PROBLEM DESCRIPTION >> Skip any picture you find and retype all the remaining lines exactly.
— Begin DATASET EXCERPTS —
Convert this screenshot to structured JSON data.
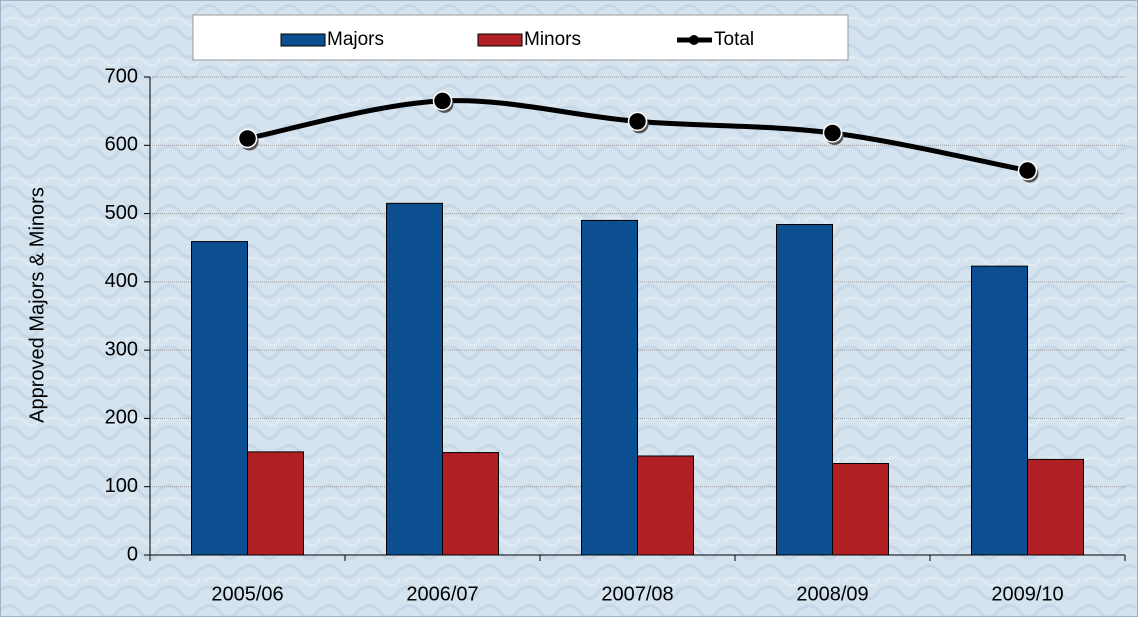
{
  "chart_data": {
    "type": "bar",
    "y_label": "Approved Majors & Minors",
    "categories": [
      "2005/06",
      "2006/07",
      "2007/08",
      "2008/09",
      "2009/10"
    ],
    "series": [
      {
        "name": "Majors",
        "type": "bar",
        "color": "#0b4f91",
        "values": [
          459,
          515,
          490,
          484,
          423
        ]
      },
      {
        "name": "Minors",
        "type": "bar",
        "color": "#b01f24",
        "values": [
          151,
          150,
          145,
          134,
          140
        ]
      },
      {
        "name": "Total",
        "type": "line",
        "color": "#000000",
        "values": [
          610,
          665,
          635,
          618,
          563
        ]
      }
    ],
    "ylim": [
      0,
      700
    ],
    "yticks": [
      0,
      100,
      200,
      300,
      400,
      500,
      600,
      700
    ],
    "grid": true,
    "legend": "top"
  }
}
— End DATASET EXCERPTS —
EXPECTED ANSWER >>
Convert this screenshot to structured JSON data.
{
  "chart_data": {
    "type": "bar",
    "y_label": "Approved Majors & Minors",
    "categories": [
      "2005/06",
      "2006/07",
      "2007/08",
      "2008/09",
      "2009/10"
    ],
    "series": [
      {
        "name": "Majors",
        "type": "bar",
        "color": "#0b4f91",
        "values": [
          459,
          515,
          490,
          484,
          423
        ]
      },
      {
        "name": "Minors",
        "type": "bar",
        "color": "#b01f24",
        "values": [
          151,
          150,
          145,
          134,
          140
        ]
      },
      {
        "name": "Total",
        "type": "line",
        "color": "#000000",
        "values": [
          610,
          665,
          635,
          618,
          563
        ]
      }
    ],
    "ylim": [
      0,
      700
    ],
    "yticks": [
      0,
      100,
      200,
      300,
      400,
      500,
      600,
      700
    ],
    "grid": true,
    "legend": "top"
  }
}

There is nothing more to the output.